%%

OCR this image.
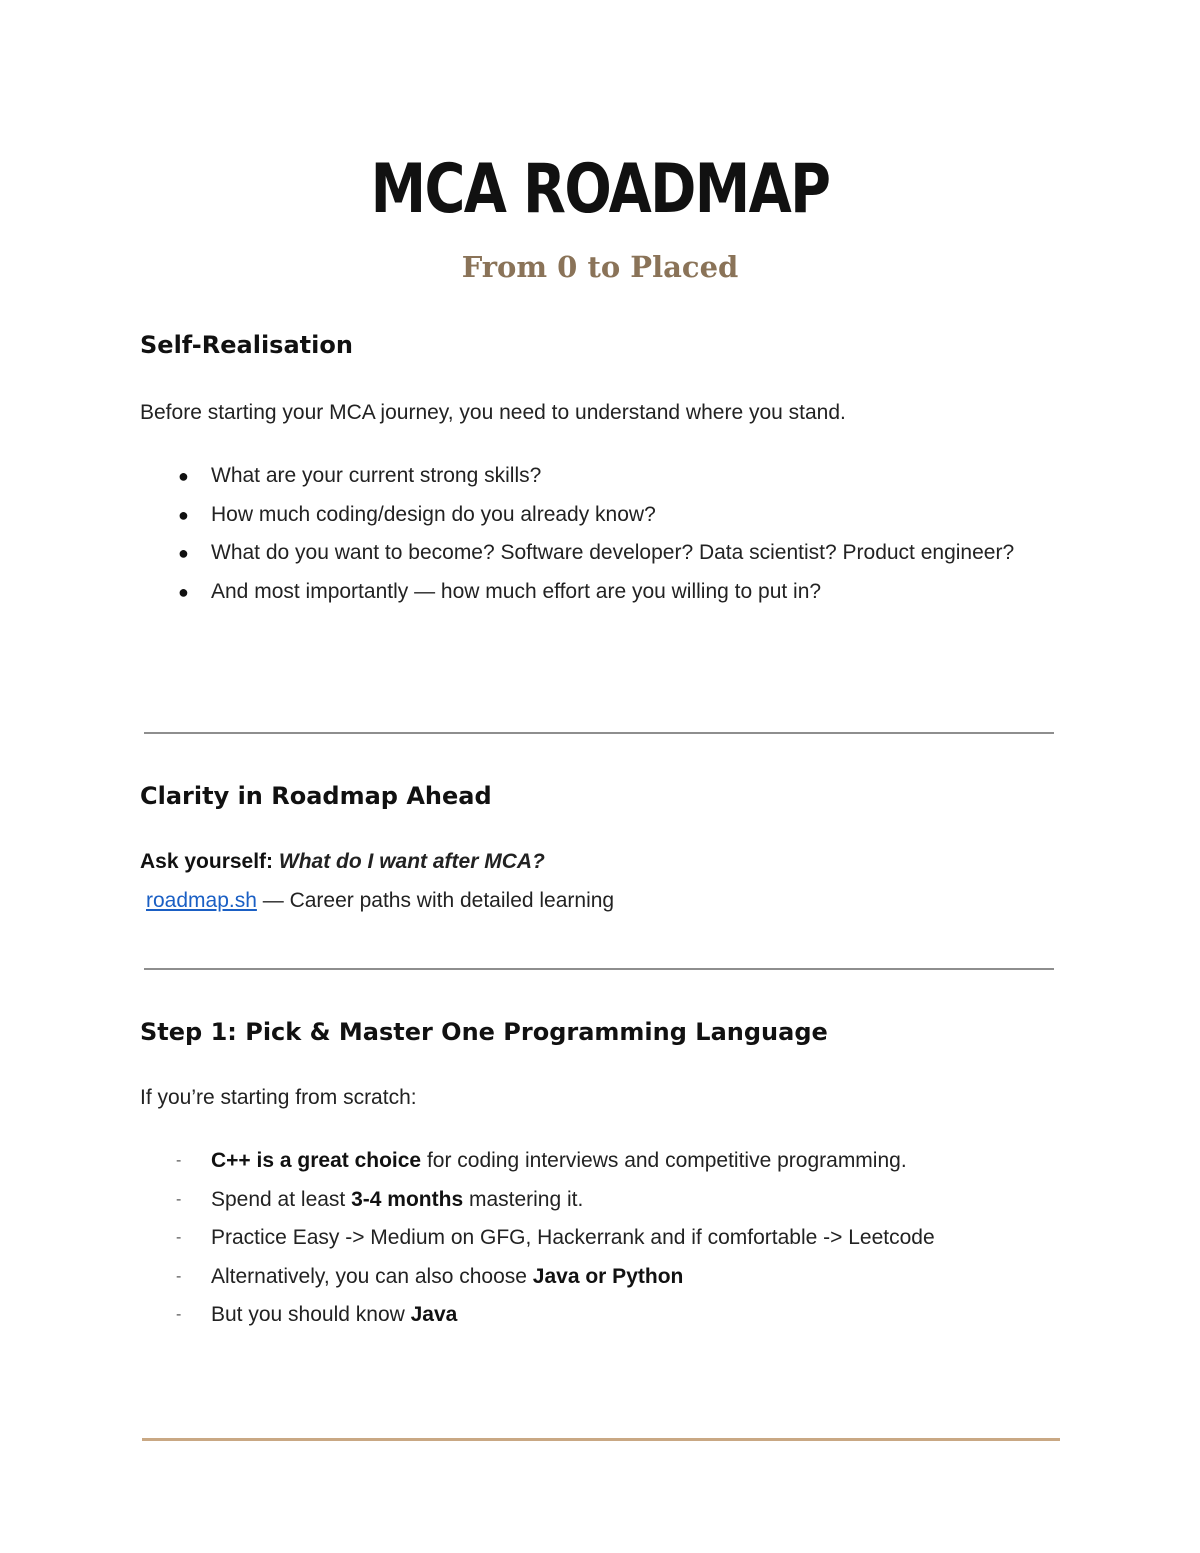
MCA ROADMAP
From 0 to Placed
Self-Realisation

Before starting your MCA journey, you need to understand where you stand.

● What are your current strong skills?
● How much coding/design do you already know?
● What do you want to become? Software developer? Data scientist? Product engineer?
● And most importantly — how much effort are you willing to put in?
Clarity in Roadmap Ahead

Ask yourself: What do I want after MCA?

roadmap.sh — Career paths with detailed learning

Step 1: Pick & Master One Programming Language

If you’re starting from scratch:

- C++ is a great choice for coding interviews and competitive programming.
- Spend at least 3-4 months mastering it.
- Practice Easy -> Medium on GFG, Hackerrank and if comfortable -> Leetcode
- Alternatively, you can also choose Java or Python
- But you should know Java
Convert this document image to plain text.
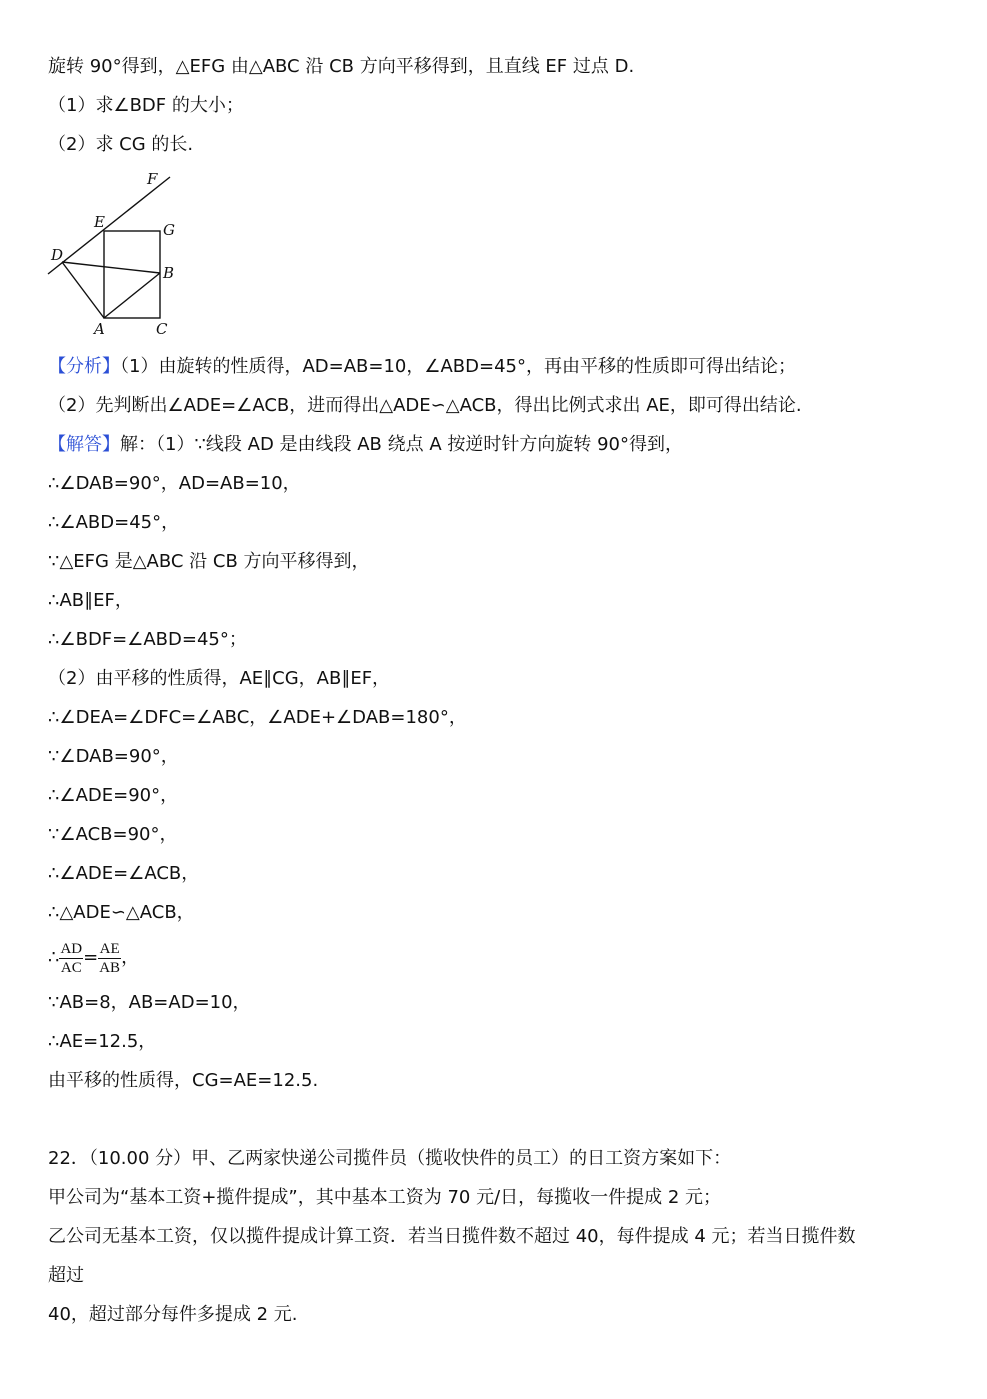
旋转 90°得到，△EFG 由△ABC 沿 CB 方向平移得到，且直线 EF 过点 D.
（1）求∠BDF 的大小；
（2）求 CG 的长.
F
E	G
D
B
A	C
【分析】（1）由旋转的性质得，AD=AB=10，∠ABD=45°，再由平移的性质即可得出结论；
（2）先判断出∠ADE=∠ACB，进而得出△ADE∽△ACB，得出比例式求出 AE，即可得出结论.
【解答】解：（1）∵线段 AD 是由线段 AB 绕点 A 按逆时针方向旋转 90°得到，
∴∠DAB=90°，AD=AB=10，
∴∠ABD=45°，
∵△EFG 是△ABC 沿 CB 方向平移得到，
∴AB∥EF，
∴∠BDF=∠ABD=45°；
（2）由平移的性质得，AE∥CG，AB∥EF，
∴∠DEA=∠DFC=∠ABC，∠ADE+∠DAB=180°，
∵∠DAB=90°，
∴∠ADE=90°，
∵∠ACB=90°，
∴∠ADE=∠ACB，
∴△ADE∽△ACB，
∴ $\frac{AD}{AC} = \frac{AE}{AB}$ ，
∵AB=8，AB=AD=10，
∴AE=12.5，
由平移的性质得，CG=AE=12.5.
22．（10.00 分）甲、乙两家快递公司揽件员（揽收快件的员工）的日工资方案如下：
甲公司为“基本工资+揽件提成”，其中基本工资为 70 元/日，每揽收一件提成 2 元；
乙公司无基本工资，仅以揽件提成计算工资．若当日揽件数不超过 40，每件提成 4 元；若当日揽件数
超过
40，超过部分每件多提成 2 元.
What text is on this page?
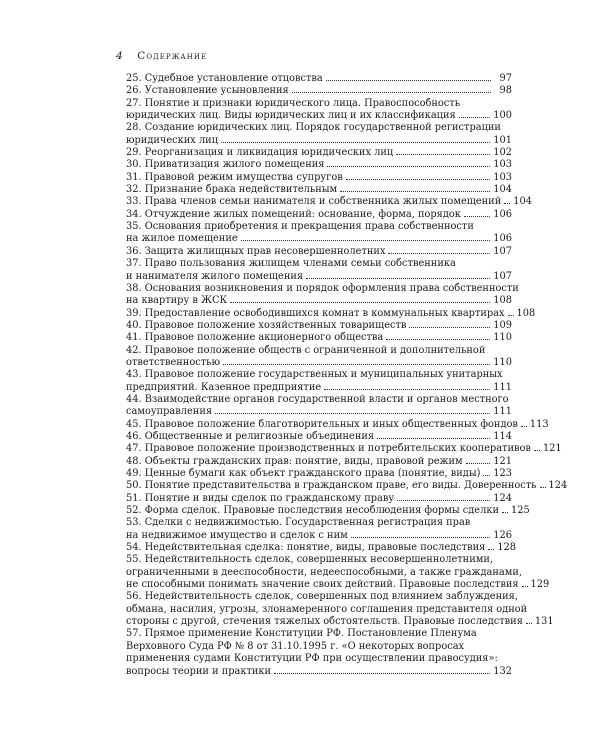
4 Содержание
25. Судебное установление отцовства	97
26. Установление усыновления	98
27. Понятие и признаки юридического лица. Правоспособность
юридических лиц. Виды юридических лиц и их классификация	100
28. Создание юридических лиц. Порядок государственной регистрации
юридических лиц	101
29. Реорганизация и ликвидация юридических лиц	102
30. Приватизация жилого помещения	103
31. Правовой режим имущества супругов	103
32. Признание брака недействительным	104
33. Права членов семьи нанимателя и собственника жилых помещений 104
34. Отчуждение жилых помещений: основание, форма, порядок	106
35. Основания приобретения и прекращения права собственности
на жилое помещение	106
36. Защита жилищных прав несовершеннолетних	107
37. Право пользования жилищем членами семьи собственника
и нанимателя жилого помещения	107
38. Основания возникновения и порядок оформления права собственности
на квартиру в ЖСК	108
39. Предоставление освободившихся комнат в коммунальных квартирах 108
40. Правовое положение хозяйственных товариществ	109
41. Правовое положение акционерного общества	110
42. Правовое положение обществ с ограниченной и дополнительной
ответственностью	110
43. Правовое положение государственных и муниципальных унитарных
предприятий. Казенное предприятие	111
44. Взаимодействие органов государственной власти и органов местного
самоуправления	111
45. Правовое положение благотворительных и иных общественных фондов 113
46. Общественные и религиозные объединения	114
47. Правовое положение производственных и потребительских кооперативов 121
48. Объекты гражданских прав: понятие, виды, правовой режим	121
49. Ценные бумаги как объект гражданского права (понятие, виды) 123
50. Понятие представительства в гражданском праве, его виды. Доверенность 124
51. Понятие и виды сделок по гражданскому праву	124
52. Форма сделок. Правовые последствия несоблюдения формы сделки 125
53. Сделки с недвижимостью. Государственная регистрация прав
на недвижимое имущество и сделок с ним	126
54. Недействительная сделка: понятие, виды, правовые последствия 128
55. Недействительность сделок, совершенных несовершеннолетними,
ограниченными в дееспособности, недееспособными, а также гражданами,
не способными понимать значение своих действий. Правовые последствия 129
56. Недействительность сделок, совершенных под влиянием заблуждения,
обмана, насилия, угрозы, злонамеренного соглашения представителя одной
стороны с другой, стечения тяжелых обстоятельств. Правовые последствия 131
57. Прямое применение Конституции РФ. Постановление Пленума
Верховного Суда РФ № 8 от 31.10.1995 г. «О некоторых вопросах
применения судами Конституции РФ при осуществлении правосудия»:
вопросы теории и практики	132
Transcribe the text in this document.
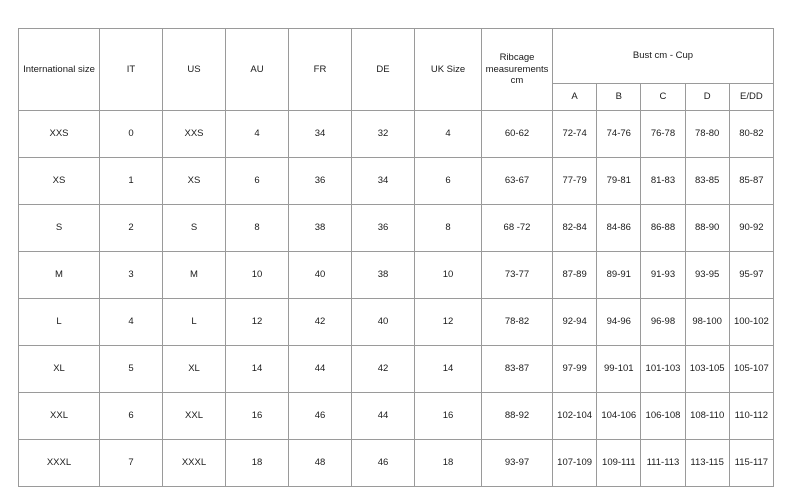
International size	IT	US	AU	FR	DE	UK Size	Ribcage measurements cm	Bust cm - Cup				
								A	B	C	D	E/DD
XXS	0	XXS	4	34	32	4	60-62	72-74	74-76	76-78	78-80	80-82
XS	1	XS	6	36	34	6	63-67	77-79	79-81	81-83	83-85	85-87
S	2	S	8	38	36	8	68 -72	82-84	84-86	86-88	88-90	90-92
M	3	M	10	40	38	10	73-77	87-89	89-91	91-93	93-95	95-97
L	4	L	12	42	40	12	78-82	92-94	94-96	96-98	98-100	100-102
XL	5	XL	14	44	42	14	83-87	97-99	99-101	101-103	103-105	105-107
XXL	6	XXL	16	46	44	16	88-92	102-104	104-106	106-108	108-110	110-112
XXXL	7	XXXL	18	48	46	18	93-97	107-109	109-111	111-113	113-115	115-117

%%

Task prompt:
Find the lines above that include the string "собственника" and copy them.

Exercise solution:
33. Права членов семьи нанимателя и собственника жилых помещений 104
37. Право пользования жилищем членами семьи собственника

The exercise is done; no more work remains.